» **Dataset extract**
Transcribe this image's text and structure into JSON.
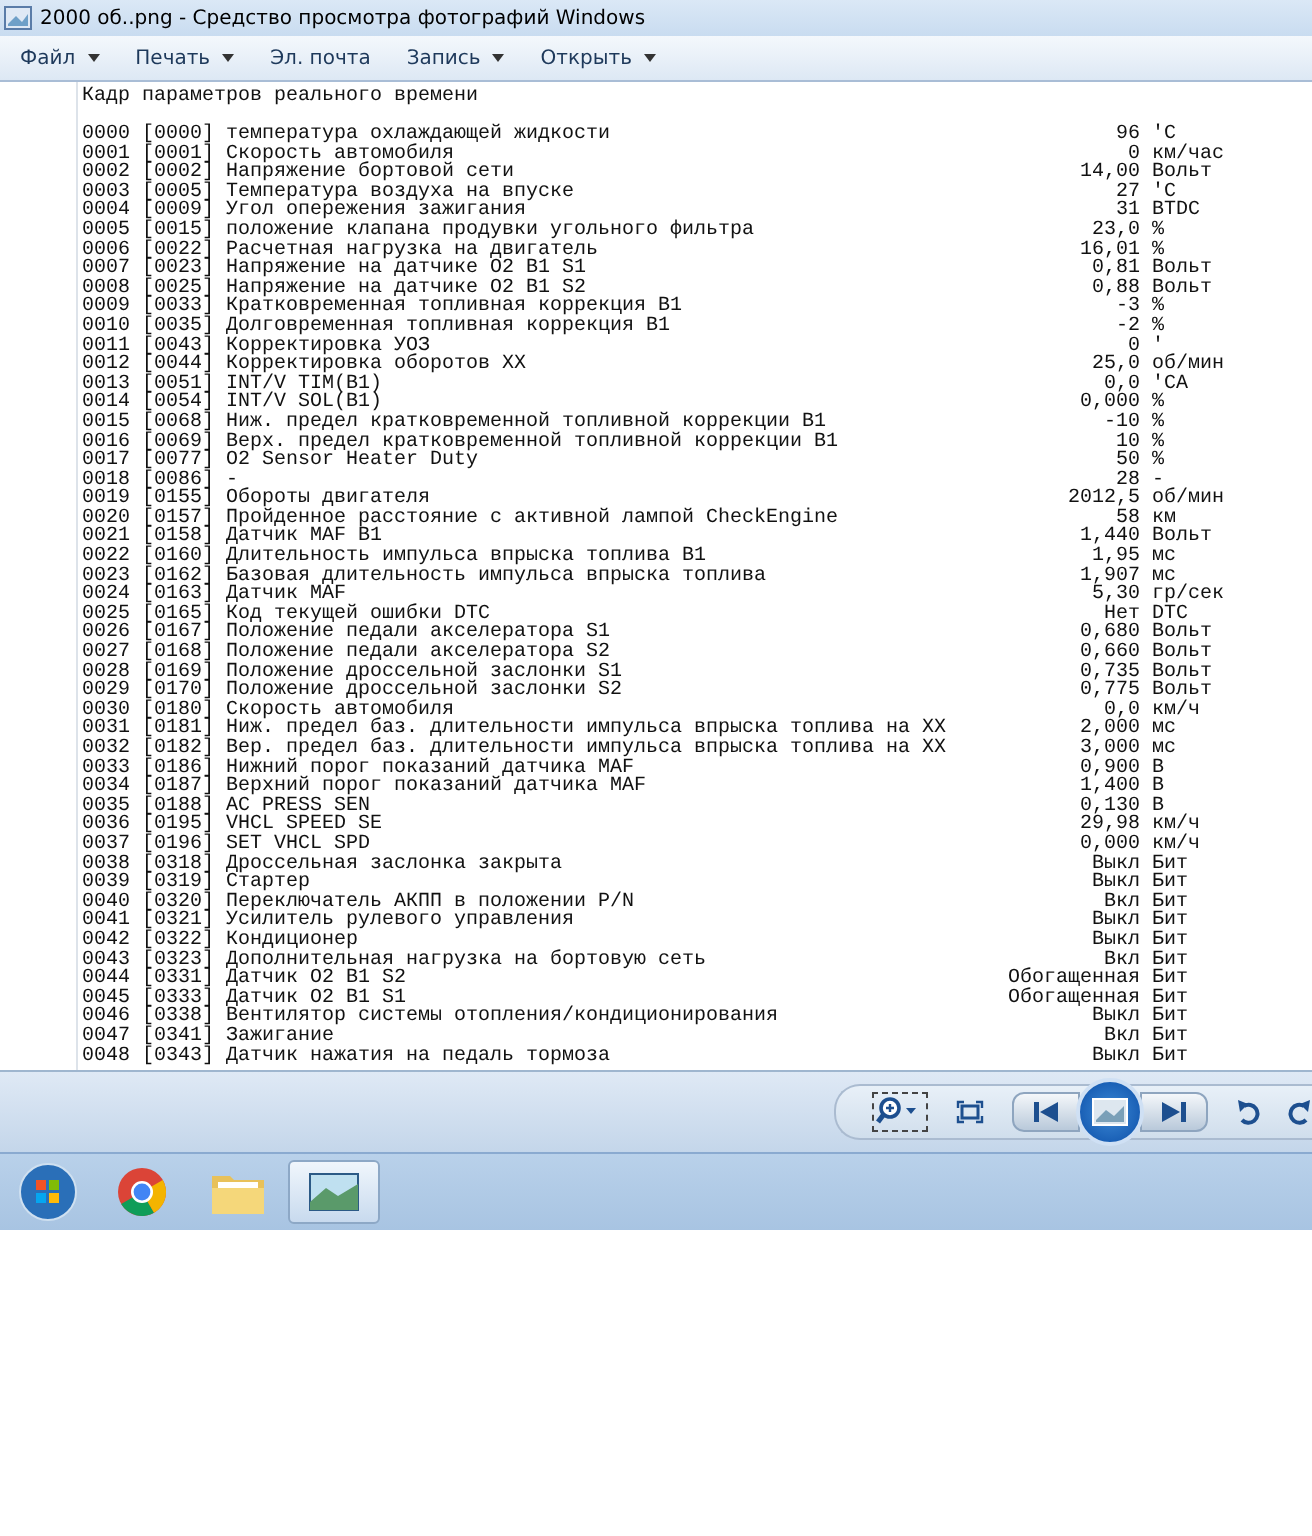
{
  "window": {
    "title": "2000 об..png - Средство просмотра фотографий Windows"
  },
  "menu": [
    {
      "label": "Файл",
      "dropdown": true
    },
    {
      "label": "Печать",
      "dropdown": true
    },
    {
      "label": "Эл. почта",
      "dropdown": false
    },
    {
      "label": "Запись",
      "dropdown": true
    },
    {
      "label": "Открыть",
      "dropdown": true
    }
  ],
  "document": {
    "heading": "Кадр параметров реального времени",
    "rows": [
      {
        "index": "0000",
        "code": "[0000]",
        "name": "температура охлаждающей жидкости",
        "value": "96",
        "unit": "'C"
      },
      {
        "index": "0001",
        "code": "[0001]",
        "name": "Скорость автомобиля",
        "value": "0",
        "unit": "км/час"
      },
      {
        "index": "0002",
        "code": "[0002]",
        "name": "Напряжение бортовой сети",
        "value": "14,00",
        "unit": "Вольт"
      },
      {
        "index": "0003",
        "code": "[0005]",
        "name": "Температура воздуха на впуске",
        "value": "27",
        "unit": "'C"
      },
      {
        "index": "0004",
        "code": "[0009]",
        "name": "Угол опережения зажигания",
        "value": "31",
        "unit": "BTDC"
      },
      {
        "index": "0005",
        "code": "[0015]",
        "name": "положение клапана продувки угольного фильтра",
        "value": "23,0",
        "unit": "%"
      },
      {
        "index": "0006",
        "code": "[0022]",
        "name": "Расчетная нагрузка на двигатель",
        "value": "16,01",
        "unit": "%"
      },
      {
        "index": "0007",
        "code": "[0023]",
        "name": "Напряжение на датчике O2 B1 S1",
        "value": "0,81",
        "unit": "Вольт"
      },
      {
        "index": "0008",
        "code": "[0025]",
        "name": "Напряжение на датчике O2 B1 S2",
        "value": "0,88",
        "unit": "Вольт"
      },
      {
        "index": "0009",
        "code": "[0033]",
        "name": "Кратковременная топливная коррекция B1",
        "value": "-3",
        "unit": "%"
      },
      {
        "index": "0010",
        "code": "[0035]",
        "name": "Долговременная топливная коррекция B1",
        "value": "-2",
        "unit": "%"
      },
      {
        "index": "0011",
        "code": "[0043]",
        "name": "Корректировка УОЗ",
        "value": "0",
        "unit": "'"
      },
      {
        "index": "0012",
        "code": "[0044]",
        "name": "Корректировка оборотов XX",
        "value": "25,0",
        "unit": "об/мин"
      },
      {
        "index": "0013",
        "code": "[0051]",
        "name": "INT/V TIM(B1)",
        "value": "0,0",
        "unit": "'CA"
      },
      {
        "index": "0014",
        "code": "[0054]",
        "name": "INT/V SOL(B1)",
        "value": "0,000",
        "unit": "%"
      },
      {
        "index": "0015",
        "code": "[0068]",
        "name": "Ниж. предел кратковременной топливной коррекции B1",
        "value": "-10",
        "unit": "%"
      },
      {
        "index": "0016",
        "code": "[0069]",
        "name": "Верх. предел кратковременной топливной коррекции B1",
        "value": "10",
        "unit": "%"
      },
      {
        "index": "0017",
        "code": "[0077]",
        "name": "O2 Sensor Heater Duty",
        "value": "50",
        "unit": "%"
      },
      {
        "index": "0018",
        "code": "[0086]",
        "name": "-",
        "value": "28",
        "unit": "-"
      },
      {
        "index": "0019",
        "code": "[0155]",
        "name": "Обороты двигателя",
        "value": "2012,5",
        "unit": "об/мин"
      },
      {
        "index": "0020",
        "code": "[0157]",
        "name": "Пройденное расстояние с активной лампой CheckEngine",
        "value": "58",
        "unit": "км"
      },
      {
        "index": "0021",
        "code": "[0158]",
        "name": "Датчик MAF B1",
        "value": "1,440",
        "unit": "Вольт"
      },
      {
        "index": "0022",
        "code": "[0160]",
        "name": "Длительность импульса впрыска топлива B1",
        "value": "1,95",
        "unit": "мс"
      },
      {
        "index": "0023",
        "code": "[0162]",
        "name": "Базовая длительность импульса впрыска топлива",
        "value": "1,907",
        "unit": "мс"
      },
      {
        "index": "0024",
        "code": "[0163]",
        "name": "Датчик MAF",
        "value": "5,30",
        "unit": "гр/сек"
      },
      {
        "index": "0025",
        "code": "[0165]",
        "name": "Код текущей ошибки DTC",
        "value": "Нет",
        "unit": "DTC"
      },
      {
        "index": "0026",
        "code": "[0167]",
        "name": "Положение педали акселератора S1",
        "value": "0,680",
        "unit": "Вольт"
      },
      {
        "index": "0027",
        "code": "[0168]",
        "name": "Положение педали акселератора S2",
        "value": "0,660",
        "unit": "Вольт"
      },
      {
        "index": "0028",
        "code": "[0169]",
        "name": "Положение дроссельной заслонки S1",
        "value": "0,735",
        "unit": "Вольт"
      },
      {
        "index": "0029",
        "code": "[0170]",
        "name": "Положение дроссельной заслонки S2",
        "value": "0,775",
        "unit": "Вольт"
      },
      {
        "index": "0030",
        "code": "[0180]",
        "name": "Скорость автомобиля",
        "value": "0,0",
        "unit": "км/ч"
      },
      {
        "index": "0031",
        "code": "[0181]",
        "name": "Ниж. предел баз. длительности импульса впрыска топлива на XX",
        "value": "2,000",
        "unit": "мс"
      },
      {
        "index": "0032",
        "code": "[0182]",
        "name": "Вер. предел баз. длительности импульса впрыска топлива на XX",
        "value": "3,000",
        "unit": "мс"
      },
      {
        "index": "0033",
        "code": "[0186]",
        "name": "Нижний порог показаний датчика MAF",
        "value": "0,900",
        "unit": "В"
      },
      {
        "index": "0034",
        "code": "[0187]",
        "name": "Верхний порог показаний датчика MAF",
        "value": "1,400",
        "unit": "В"
      },
      {
        "index": "0035",
        "code": "[0188]",
        "name": "AC PRESS SEN",
        "value": "0,130",
        "unit": "В"
      },
      {
        "index": "0036",
        "code": "[0195]",
        "name": "VHCL SPEED SE",
        "value": "29,98",
        "unit": "км/ч"
      },
      {
        "index": "0037",
        "code": "[0196]",
        "name": "SET VHCL SPD",
        "value": "0,000",
        "unit": "км/ч"
      },
      {
        "index": "0038",
        "code": "[0318]",
        "name": "Дроссельная заслонка закрыта",
        "value": "Выкл",
        "unit": "Бит"
      },
      {
        "index": "0039",
        "code": "[0319]",
        "name": "Стартер",
        "value": "Выкл",
        "unit": "Бит"
      },
      {
        "index": "0040",
        "code": "[0320]",
        "name": "Переключатель АКПП в положении P/N",
        "value": "Вкл",
        "unit": "Бит"
      },
      {
        "index": "0041",
        "code": "[0321]",
        "name": "Усилитель рулевого управления",
        "value": "Выкл",
        "unit": "Бит"
      },
      {
        "index": "0042",
        "code": "[0322]",
        "name": "Кондиционер",
        "value": "Выкл",
        "unit": "Бит"
      },
      {
        "index": "0043",
        "code": "[0323]",
        "name": "Дополнительная нагрузка на бортовую сеть",
        "value": "Вкл",
        "unit": "Бит"
      },
      {
        "index": "0044",
        "code": "[0331]",
        "name": "Датчик O2 B1 S2",
        "value": "Обогащенная",
        "unit": "Бит"
      },
      {
        "index": "0045",
        "code": "[0333]",
        "name": "Датчик O2 B1 S1",
        "value": "Обогащенная",
        "unit": "Бит"
      },
      {
        "index": "0046",
        "code": "[0338]",
        "name": "Вентилятор системы отопления/кондиционирования",
        "value": "Выкл",
        "unit": "Бит"
      },
      {
        "index": "0047",
        "code": "[0341]",
        "name": "Зажигание",
        "value": "Вкл",
        "unit": "Бит"
      },
      {
        "index": "0048",
        "code": "[0343]",
        "name": "Датчик нажатия на педаль тормоза",
        "value": "Выкл",
        "unit": "Бит"
      }
    ]
  },
  "taskbar": [
    {
      "kind": "start",
      "selected": false
    },
    {
      "kind": "browser",
      "selected": false
    },
    {
      "kind": "folder",
      "selected": false
    },
    {
      "kind": "photos",
      "selected": true
    }
  ]
}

» **Set exercise**
Copy each line above containing the string "импульса".

» **Correct result**
        "name": "Длительность импульса впрыска топлива B1",
        "name": "Базовая длительность импульса впрыска топлива",
        "name": "Ниж. предел баз. длительности импульса впрыска топлива на XX",
        "name": "Вер. предел баз. длительности импульса впрыска топлива на XX",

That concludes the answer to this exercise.